Spatial layout entries

"""

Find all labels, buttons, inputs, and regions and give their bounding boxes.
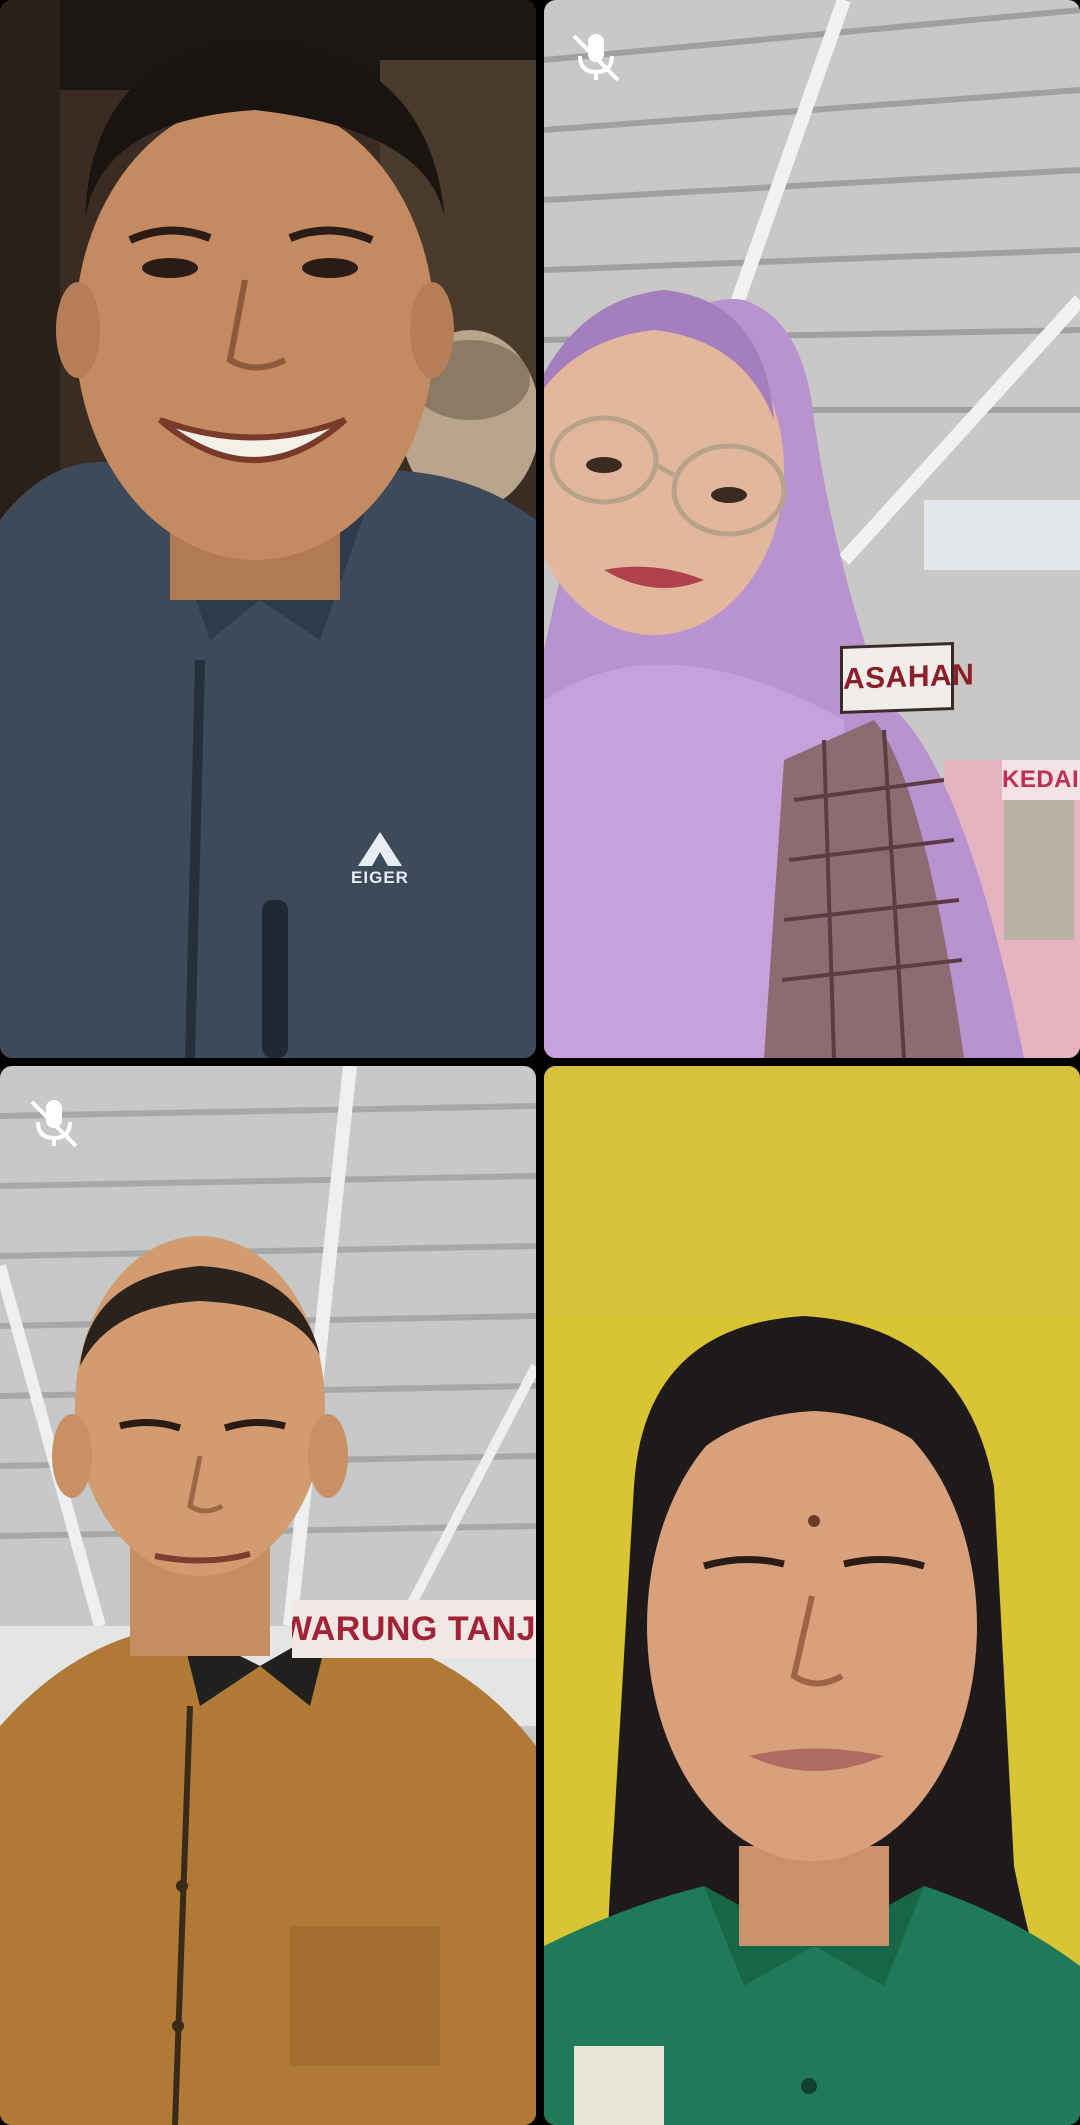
mic-off-icon[interactable] bbox=[24, 1094, 82, 1152]
participant-video-1 bbox=[0, 0, 536, 1058]
mountain-logo-icon bbox=[358, 832, 402, 866]
video-call-grid: EIGER ASAHAN KEDAI WARUNG TANJ bbox=[0, 0, 1080, 2125]
jacket-logo: EIGER bbox=[336, 828, 424, 890]
mic-off-icon[interactable] bbox=[566, 28, 624, 86]
jacket-logo-text: EIGER bbox=[351, 868, 409, 887]
participant-tile-2[interactable]: ASAHAN KEDAI GE bbox=[544, 0, 1080, 1058]
participant-tile-3[interactable]: WARUNG TANJUNG bbox=[0, 1066, 536, 2125]
background-sign-warung: WARUNG TANJUNG bbox=[292, 1600, 536, 1658]
participant-tile-4[interactable] bbox=[544, 1066, 1080, 2125]
background-sign-asahan: ASAHAN bbox=[840, 642, 974, 714]
participant-tile-1[interactable]: EIGER bbox=[0, 0, 536, 1058]
participant-video-4 bbox=[544, 1066, 1080, 2125]
background-sign-shop: KEDAI GE bbox=[1002, 760, 1080, 800]
participant-video-2 bbox=[544, 0, 1080, 1058]
participant-video-3 bbox=[0, 1066, 536, 2125]
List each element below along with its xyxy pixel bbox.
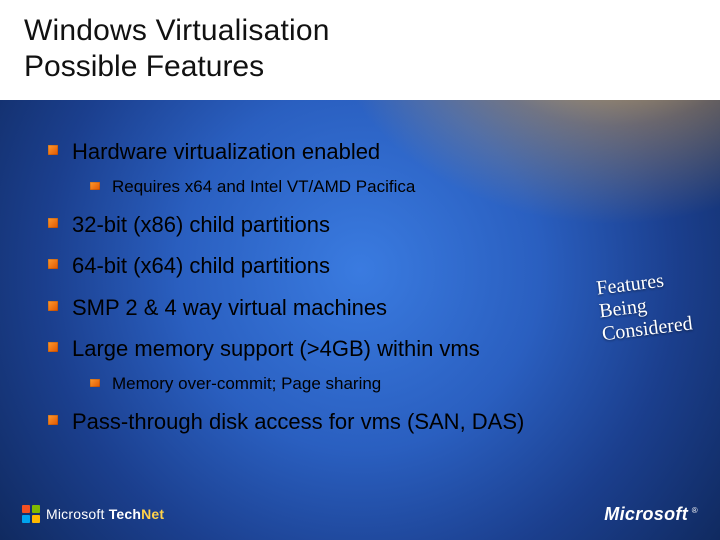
list-item: Pass-through disk access for vms (SAN, D… (48, 408, 680, 436)
list-item: 64-bit (x64) child partitions (48, 252, 680, 280)
bullet-icon (48, 218, 58, 228)
bullet-icon (48, 301, 58, 311)
bullet-icon (48, 259, 58, 269)
slide: Windows Virtualisation Possible Features… (0, 0, 720, 540)
sub-list: Memory over-commit; Page sharing (90, 373, 680, 394)
list-item-text: Memory over-commit; Page sharing (112, 373, 381, 394)
bullet-icon (48, 342, 58, 352)
list-item: Large memory support (>4GB) within vms (48, 335, 680, 363)
list-item: Memory over-commit; Page sharing (90, 373, 680, 394)
brand-prefix: Microsoft (46, 506, 105, 522)
bullet-icon (48, 415, 58, 425)
list-item: SMP 2 & 4 way virtual machines (48, 294, 680, 322)
windows-flag-icon (22, 505, 40, 523)
microsoft-logo-text: Microsoft (604, 504, 688, 524)
list-item-text: 64-bit (x64) child partitions (72, 252, 330, 280)
brand-tech: Tech (109, 506, 141, 522)
title-line-2: Possible Features (24, 50, 696, 84)
callout-note: Features Being Considered (595, 267, 694, 347)
registered-icon: ® (692, 506, 698, 515)
bullet-list: Hardware virtualization enabled Requires… (48, 138, 680, 450)
brand-net: Net (141, 506, 164, 522)
title-block: Windows Virtualisation Possible Features (0, 0, 720, 100)
sub-list: Requires x64 and Intel VT/AMD Pacifica (90, 176, 680, 197)
title-line-1: Windows Virtualisation (24, 14, 696, 48)
bullet-icon (48, 145, 58, 155)
list-item: Requires x64 and Intel VT/AMD Pacifica (90, 176, 680, 197)
list-item-text: SMP 2 & 4 way virtual machines (72, 294, 387, 322)
list-item: Hardware virtualization enabled (48, 138, 680, 166)
list-item-text: Requires x64 and Intel VT/AMD Pacifica (112, 176, 415, 197)
technet-text: Microsoft TechNet (46, 506, 164, 522)
list-item-text: Large memory support (>4GB) within vms (72, 335, 480, 363)
list-item-text: Hardware virtualization enabled (72, 138, 380, 166)
bullet-icon (90, 379, 100, 387)
technet-logo: Microsoft TechNet (22, 505, 164, 523)
microsoft-logo: Microsoft ® (604, 504, 698, 525)
bullet-icon (90, 182, 100, 190)
list-item: 32-bit (x86) child partitions (48, 211, 680, 239)
list-item-text: Pass-through disk access for vms (SAN, D… (72, 408, 524, 436)
footer: Microsoft TechNet Microsoft ® (0, 488, 720, 540)
list-item-text: 32-bit (x86) child partitions (72, 211, 330, 239)
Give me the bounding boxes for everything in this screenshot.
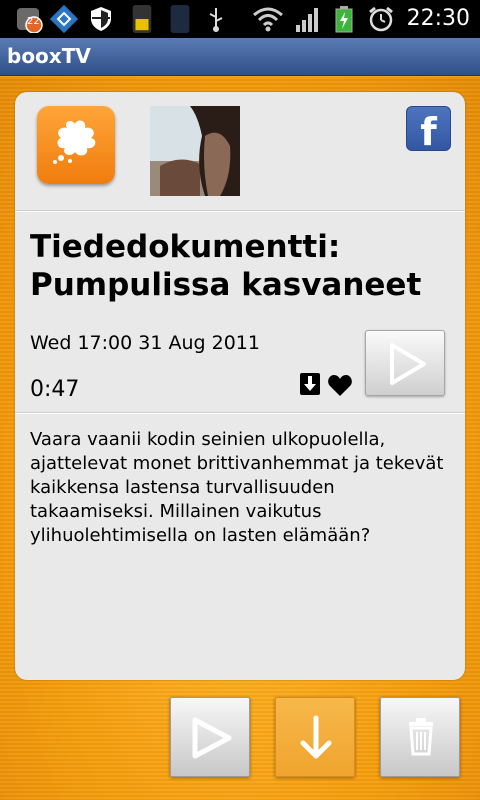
program-description: Vaara vaanii kodin seinien ulkopuolella,… xyxy=(30,429,444,546)
clock: 22:30 xyxy=(406,6,470,31)
program-duration: 0:47 xyxy=(30,377,80,402)
trash-icon xyxy=(409,718,433,756)
phone-icon xyxy=(170,5,190,33)
channel-logo-icon[interactable] xyxy=(37,106,115,184)
download-icon xyxy=(300,715,332,759)
signal-icon xyxy=(296,8,318,32)
program-thumbnail[interactable] xyxy=(150,106,240,196)
play-button[interactable] xyxy=(365,330,445,396)
bottom-delete-button[interactable] xyxy=(380,697,460,777)
usb-icon xyxy=(209,8,223,32)
battery-widget-icon xyxy=(132,5,152,33)
bottom-play-button[interactable] xyxy=(170,697,250,777)
battery-icon xyxy=(335,6,353,33)
divider-top xyxy=(15,210,465,212)
app-icon xyxy=(50,5,78,33)
divider-middle xyxy=(15,412,465,414)
facebook-share-button[interactable]: f xyxy=(406,106,451,151)
notification-count: 22 xyxy=(27,16,40,27)
app-title: booxTV xyxy=(7,44,91,68)
wifi-icon xyxy=(253,7,283,32)
facebook-icon: f xyxy=(420,110,437,151)
alarm-icon xyxy=(369,6,393,32)
bottom-download-button[interactable] xyxy=(275,697,355,777)
heart-icon[interactable] xyxy=(327,374,353,398)
play-icon xyxy=(390,343,426,385)
title-bar: booxTV xyxy=(0,38,480,76)
shield-icon xyxy=(91,7,111,31)
play-icon xyxy=(192,717,232,759)
program-title: Tiededokumentti: Pumpulissa kasvaneet xyxy=(30,229,422,303)
download-status-icon xyxy=(300,373,320,395)
status-bar: 22 22:30 xyxy=(0,0,480,38)
program-card: f Tiededokumentti: Pumpulissa kasvaneet … xyxy=(15,92,465,680)
program-datetime: Wed 17:00 31 Aug 2011 xyxy=(30,332,260,354)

"""

WORK REQUIRED
Rename "program-duration" to "program-length" in the lines from the one holding "program-description: Vaara vaanii" through the one holding "program-thumbnail[interactable] xyxy=(150,106,240,196)", inclusive, and change nothing else. Return only those lines.

OUTPUT FOR THIS EXERCISE
program-description: Vaara vaanii kodin seinien ulkopuolella,… xyxy=(30,429,444,546)
clock: 22:30 xyxy=(406,6,470,31)
program-length: 0:47 xyxy=(30,377,80,402)
trash-icon xyxy=(409,718,433,756)
phone-icon xyxy=(170,5,190,33)
channel-logo-icon[interactable] xyxy=(37,106,115,184)
download-icon xyxy=(300,715,332,759)
signal-icon xyxy=(296,8,318,32)
program-thumbnail[interactable] xyxy=(150,106,240,196)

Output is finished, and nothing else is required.